◆ **Provided material**:
┌──
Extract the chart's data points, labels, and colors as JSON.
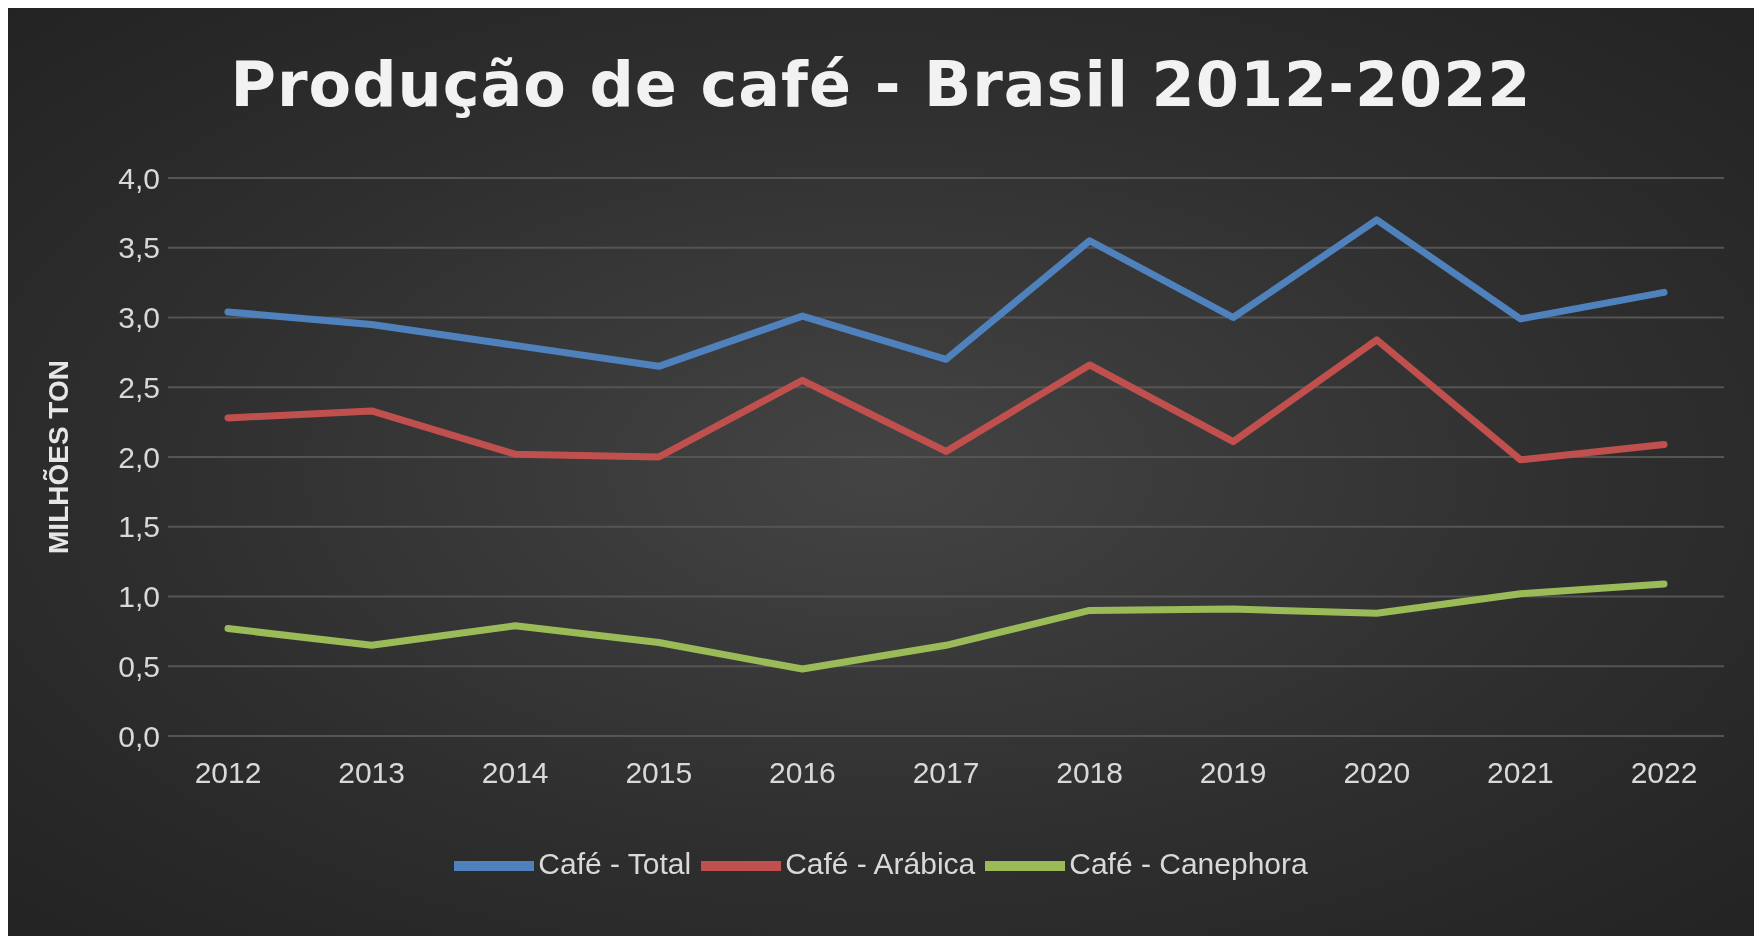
{
  "chart_data": {
    "type": "line",
    "title": "Produção de café - Brasil 2012-2022",
    "ylabel": "MILHÕES TON",
    "categories": [
      "2012",
      "2013",
      "2014",
      "2015",
      "2016",
      "2017",
      "2018",
      "2019",
      "2020",
      "2021",
      "2022"
    ],
    "series": [
      {
        "name": "Café - Total",
        "color": "#4f81bd",
        "values": [
          3.04,
          2.95,
          2.8,
          2.65,
          3.01,
          2.7,
          3.55,
          3.0,
          3.7,
          2.99,
          3.18
        ]
      },
      {
        "name": "Café - Arábica",
        "color": "#c0504d",
        "values": [
          2.28,
          2.33,
          2.02,
          2.0,
          2.55,
          2.04,
          2.66,
          2.11,
          2.84,
          1.98,
          2.09
        ]
      },
      {
        "name": "Café - Canephora",
        "color": "#9bbb59",
        "values": [
          0.77,
          0.65,
          0.79,
          0.67,
          0.48,
          0.65,
          0.9,
          0.91,
          0.88,
          1.02,
          1.09
        ]
      }
    ],
    "ylim": [
      0,
      4
    ],
    "yticks": [
      {
        "value": 0,
        "label": "0,0"
      },
      {
        "value": 0.5,
        "label": "0,5"
      },
      {
        "value": 1,
        "label": "1,0"
      },
      {
        "value": 1.5,
        "label": "1,5"
      },
      {
        "value": 2,
        "label": "2,0"
      },
      {
        "value": 2.5,
        "label": "2,5"
      },
      {
        "value": 3,
        "label": "3,0"
      },
      {
        "value": 3.5,
        "label": "3,5"
      },
      {
        "value": 4,
        "label": "4,0"
      }
    ],
    "grid": "y",
    "legend": "bottom"
  }
}
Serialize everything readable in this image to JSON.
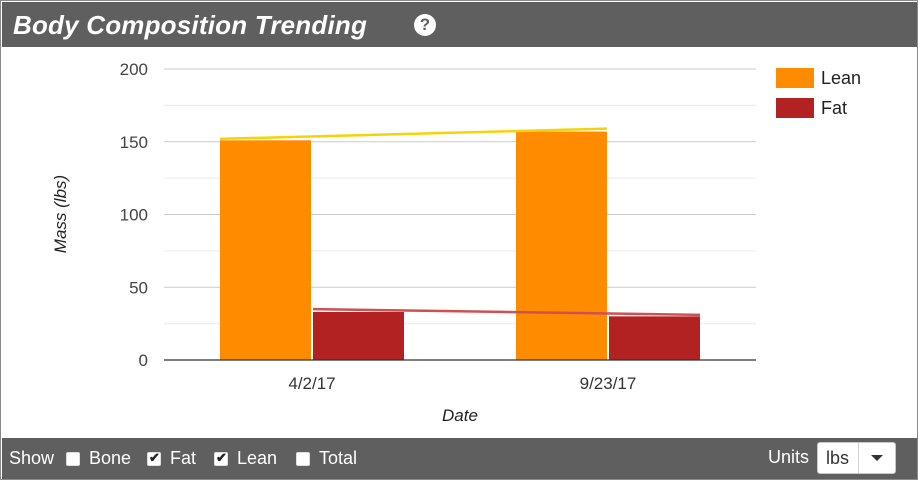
{
  "header": {
    "title": "Body Composition Trending",
    "help_icon": "question-circle-icon"
  },
  "chart_data": {
    "type": "bar",
    "title": "",
    "xlabel": "Date",
    "ylabel": "Mass (lbs)",
    "ylim": [
      0,
      200
    ],
    "yticks": [
      0,
      50,
      100,
      150,
      200
    ],
    "grid": true,
    "legend_position": "top-right",
    "categories": [
      "4/2/17",
      "9/23/17"
    ],
    "series": [
      {
        "name": "Lean",
        "color": "#ff8c00",
        "values": [
          151,
          157
        ]
      },
      {
        "name": "Fat",
        "color": "#b22222",
        "values": [
          33,
          30
        ]
      }
    ],
    "trendlines": [
      {
        "series": "Lean",
        "color": "#f5d20a",
        "values": [
          152,
          159
        ]
      },
      {
        "series": "Fat",
        "color": "#d05050",
        "values": [
          35,
          31
        ]
      }
    ]
  },
  "footer": {
    "show_label": "Show",
    "options": [
      {
        "label": "Bone",
        "checked": false
      },
      {
        "label": "Fat",
        "checked": true
      },
      {
        "label": "Lean",
        "checked": true
      },
      {
        "label": "Total",
        "checked": false
      }
    ],
    "units_label": "Units",
    "units_value": "lbs"
  }
}
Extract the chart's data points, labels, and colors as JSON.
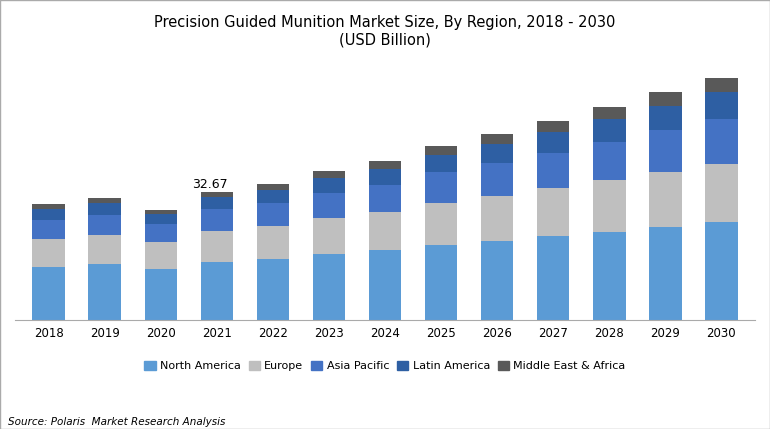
{
  "title_line1": "Precision Guided Munition Market Size, By Region, 2018 - 2030",
  "title_line2": "(USD Billion)",
  "source": "Source: Polaris  Market Research Analysis",
  "years": [
    2018,
    2019,
    2020,
    2021,
    2022,
    2023,
    2024,
    2025,
    2026,
    2027,
    2028,
    2029,
    2030
  ],
  "segments": [
    "North America",
    "Europe",
    "Asia Pacific",
    "Latin America",
    "Middle East & Africa"
  ],
  "colors": [
    "#5b9bd5",
    "#bfbfbf",
    "#4472c4",
    "#2e5fa3",
    "#595959"
  ],
  "annotation_year": 2021,
  "annotation_value": "32.67",
  "data": {
    "North America": [
      13.5,
      14.2,
      13.0,
      14.8,
      15.5,
      16.8,
      17.8,
      19.2,
      20.2,
      21.3,
      22.5,
      23.8,
      25.0
    ],
    "Europe": [
      7.2,
      7.5,
      6.8,
      8.0,
      8.5,
      9.2,
      9.8,
      10.8,
      11.5,
      12.3,
      13.2,
      14.0,
      15.0
    ],
    "Asia Pacific": [
      4.8,
      5.1,
      4.6,
      5.5,
      5.9,
      6.5,
      7.0,
      7.8,
      8.4,
      9.1,
      9.9,
      10.7,
      11.5
    ],
    "Latin America": [
      2.8,
      3.0,
      2.7,
      3.0,
      3.3,
      3.7,
      4.0,
      4.5,
      4.9,
      5.3,
      5.8,
      6.3,
      6.8
    ],
    "Middle East & Africa": [
      1.2,
      1.4,
      1.1,
      1.37,
      1.5,
      1.8,
      2.0,
      2.3,
      2.5,
      2.8,
      3.1,
      3.4,
      3.7
    ]
  }
}
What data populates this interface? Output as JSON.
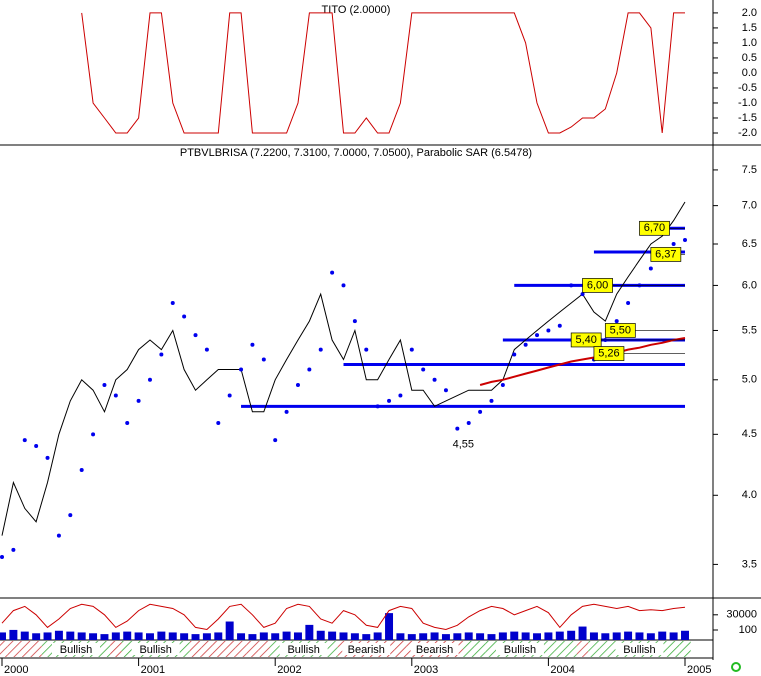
{
  "chart_data": [
    {
      "type": "line",
      "title": "TITO (2.0000)",
      "color": "#cc0000",
      "values": [
        null,
        null,
        null,
        null,
        null,
        null,
        null,
        2,
        -1,
        -1.5,
        -2,
        -2,
        -1.5,
        2,
        2,
        -1,
        -2,
        -2,
        -2,
        -2,
        2,
        2,
        -2,
        -2,
        -2,
        -2,
        -1,
        2,
        2,
        2,
        -2,
        -2,
        -1.5,
        -2,
        -2,
        -1,
        2,
        2,
        2,
        2,
        2,
        2,
        2,
        2,
        2,
        2,
        1,
        -1,
        -2,
        -2,
        -1.8,
        -1.5,
        -1.5,
        -1.2,
        0,
        2,
        2,
        1.5,
        -2,
        2,
        2
      ],
      "ylim": [
        -2.4,
        2.43
      ],
      "yticks": [
        {
          "value": 2,
          "label": "2.0"
        },
        1.5,
        {
          "value": 1,
          "label": "1.0"
        },
        0.5,
        {
          "value": 0,
          "label": "0.0"
        },
        -0.5,
        {
          "value": -1,
          "label": "-1.0"
        },
        -1.5,
        {
          "value": -2,
          "label": "-2.0"
        }
      ]
    },
    {
      "type": "line",
      "title": "PTBVLBRISA (7.2200, 7.3100, 7.0000, 7.0500), Parabolic SAR (6.5478)",
      "log_scale": true,
      "series": [
        {
          "color": "#000000",
          "marker": "line",
          "values": [
            3.7,
            4.1,
            3.9,
            3.8,
            4.1,
            4.5,
            4.8,
            5.0,
            4.9,
            4.7,
            5.0,
            5.1,
            5.3,
            5.4,
            5.3,
            5.5,
            5.1,
            4.9,
            5.0,
            5.1,
            5.1,
            5.1,
            4.7,
            4.7,
            5.0,
            5.2,
            5.4,
            5.6,
            5.9,
            5.4,
            5.2,
            5.5,
            5.0,
            5.0,
            5.2,
            5.4,
            4.9,
            4.9,
            4.75,
            4.8,
            4.85,
            4.9,
            4.9,
            4.9,
            5.0,
            5.3,
            5.4,
            5.5,
            5.6,
            5.7,
            5.8,
            5.9,
            5.7,
            5.6,
            5.9,
            6.1,
            6.3,
            6.5,
            6.6,
            6.8,
            7.05
          ]
        },
        {
          "color": "#0000ee",
          "marker": "dot",
          "values": [
            3.55,
            3.6,
            4.45,
            4.4,
            4.3,
            3.7,
            3.85,
            4.2,
            4.5,
            4.95,
            4.85,
            4.6,
            4.8,
            5.0,
            5.25,
            5.8,
            5.65,
            5.45,
            5.3,
            4.6,
            4.85,
            5.1,
            5.35,
            5.2,
            4.45,
            4.7,
            4.95,
            5.1,
            5.3,
            6.15,
            6.0,
            5.6,
            5.3,
            4.75,
            4.8,
            4.85,
            5.3,
            5.1,
            5.0,
            4.9,
            4.55,
            4.6,
            4.7,
            4.8,
            4.95,
            5.25,
            5.35,
            5.45,
            5.5,
            5.55,
            6.0,
            5.9,
            5.2,
            5.4,
            5.6,
            5.8,
            6.0,
            6.2,
            6.35,
            6.5,
            6.55
          ]
        },
        {
          "color": "#cc0000",
          "marker": "line",
          "values": [
            null,
            null,
            null,
            null,
            null,
            null,
            null,
            null,
            null,
            null,
            null,
            null,
            null,
            null,
            null,
            null,
            null,
            null,
            null,
            null,
            null,
            null,
            null,
            null,
            null,
            null,
            null,
            null,
            null,
            null,
            null,
            null,
            null,
            null,
            null,
            null,
            null,
            null,
            null,
            null,
            null,
            null,
            4.95,
            4.98,
            5.0,
            5.03,
            5.06,
            5.09,
            5.12,
            5.15,
            5.18,
            5.2,
            5.22,
            5.25,
            5.27,
            5.3,
            5.32,
            5.35,
            5.37,
            5.4,
            5.42
          ]
        }
      ],
      "ylim": [
        3.28,
        7.87
      ],
      "yticks": [
        3.5,
        {
          "value": 4,
          "label": "4.0"
        },
        4.5,
        {
          "value": 5,
          "label": "5.0"
        },
        5.5,
        {
          "value": 6,
          "label": "6.0"
        },
        6.5,
        {
          "value": 7,
          "label": "7.0"
        },
        7.5
      ],
      "levels": [
        {
          "value": 4.75,
          "start": 21
        },
        {
          "value": 5.15,
          "start": 30
        },
        {
          "value": 5.4,
          "start": 44
        },
        {
          "value": 6.0,
          "start": 45
        },
        {
          "value": 6.4,
          "start": 52
        },
        {
          "value": 6.7,
          "start": 56
        }
      ],
      "annotations": [
        {
          "value": 6.7,
          "label": "6,70",
          "at": 56
        },
        {
          "value": 6.37,
          "label": "6,37",
          "at": 57
        },
        {
          "value": 6.0,
          "label": "6,00",
          "at": 51
        },
        {
          "value": 5.5,
          "label": "5,50",
          "at": 53
        },
        {
          "value": 5.4,
          "label": "5,40",
          "at": 50
        },
        {
          "value": 5.26,
          "label": "5,26",
          "at": 52
        }
      ],
      "low_label": {
        "value": 4.55,
        "label": "4,55",
        "at": 40
      }
    },
    {
      "type": "bar",
      "categories": [
        "2000",
        null,
        null,
        null,
        null,
        null,
        null,
        null,
        null,
        null,
        null,
        null,
        "2001",
        null,
        null,
        null,
        null,
        null,
        null,
        null,
        null,
        null,
        null,
        null,
        "2002",
        null,
        null,
        null,
        null,
        null,
        null,
        null,
        null,
        null,
        null,
        null,
        "2003",
        null,
        null,
        null,
        null,
        null,
        null,
        null,
        null,
        null,
        null,
        null,
        "2004",
        null,
        null,
        null,
        null,
        null,
        null,
        null,
        null,
        null,
        null,
        null,
        "2005"
      ],
      "series": [
        {
          "color": "#0000cc",
          "values": [
            9000,
            12000,
            10000,
            8000,
            9000,
            11000,
            10000,
            9000,
            8000,
            7000,
            9000,
            10000,
            9000,
            8000,
            10000,
            9000,
            8000,
            7000,
            8000,
            9000,
            22000,
            8000,
            7000,
            9000,
            8000,
            10000,
            9000,
            18000,
            11000,
            10000,
            9000,
            8000,
            7000,
            9000,
            32000,
            8000,
            7000,
            8000,
            9000,
            7000,
            8000,
            9000,
            8000,
            7000,
            9000,
            10000,
            9000,
            8000,
            9000,
            10000,
            11000,
            16000,
            9000,
            8000,
            9000,
            10000,
            9000,
            8000,
            10000,
            9000,
            11000
          ]
        },
        {
          "color": "#cc0000",
          "axis": "y2",
          "values": [
            40,
            70,
            80,
            60,
            30,
            50,
            75,
            85,
            80,
            60,
            30,
            45,
            70,
            85,
            80,
            75,
            60,
            30,
            25,
            50,
            80,
            85,
            60,
            30,
            40,
            75,
            85,
            80,
            50,
            40,
            70,
            60,
            35,
            30,
            70,
            80,
            75,
            40,
            30,
            25,
            35,
            55,
            70,
            80,
            75,
            60,
            70,
            80,
            65,
            30,
            60,
            80,
            85,
            80,
            75,
            80,
            70,
            72,
            70,
            75,
            78
          ]
        }
      ],
      "ylim": [
        0,
        50000
      ],
      "yticks": [
        30000
      ],
      "y2lim": [
        0,
        100
      ],
      "y2ticks": [
        100
      ],
      "regime": [
        null,
        null,
        null,
        null,
        "Bullish",
        "Bullish",
        "Bullish",
        "Bullish",
        "Bullish",
        "Bullish",
        null,
        "Bullish",
        "Bullish",
        "Bullish",
        "Bullish",
        "Bullish",
        "Bullish",
        null,
        null,
        null,
        null,
        null,
        null,
        null,
        "Bullish",
        "Bullish",
        "Bullish",
        "Bullish",
        "Bullish",
        "Bullish",
        "Bearish",
        "Bearish",
        "Bearish",
        "Bearish",
        "Bearish",
        null,
        "Bearish",
        "Bearish",
        "Bearish",
        "Bearish",
        "Bearish",
        "Bullish",
        "Bullish",
        "Bullish",
        "Bullish",
        "Bullish",
        "Bullish",
        "Bullish",
        "Bullish",
        "Bullish",
        "Bullish",
        null,
        "Bullish",
        "Bullish",
        "Bullish",
        "Bullish",
        "Bullish",
        "Bullish",
        "Bullish",
        "Bullish",
        "Bullish"
      ]
    }
  ]
}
└──
◆ **Work to do**: Pull every line holding "name" out of the records.

◆ **Correct output**:
        "name": "Café - Total",
        "name": "Café - Arábica",
        "name": "Café - Canephora",
        "name": "Lean",
        "name": "Fat",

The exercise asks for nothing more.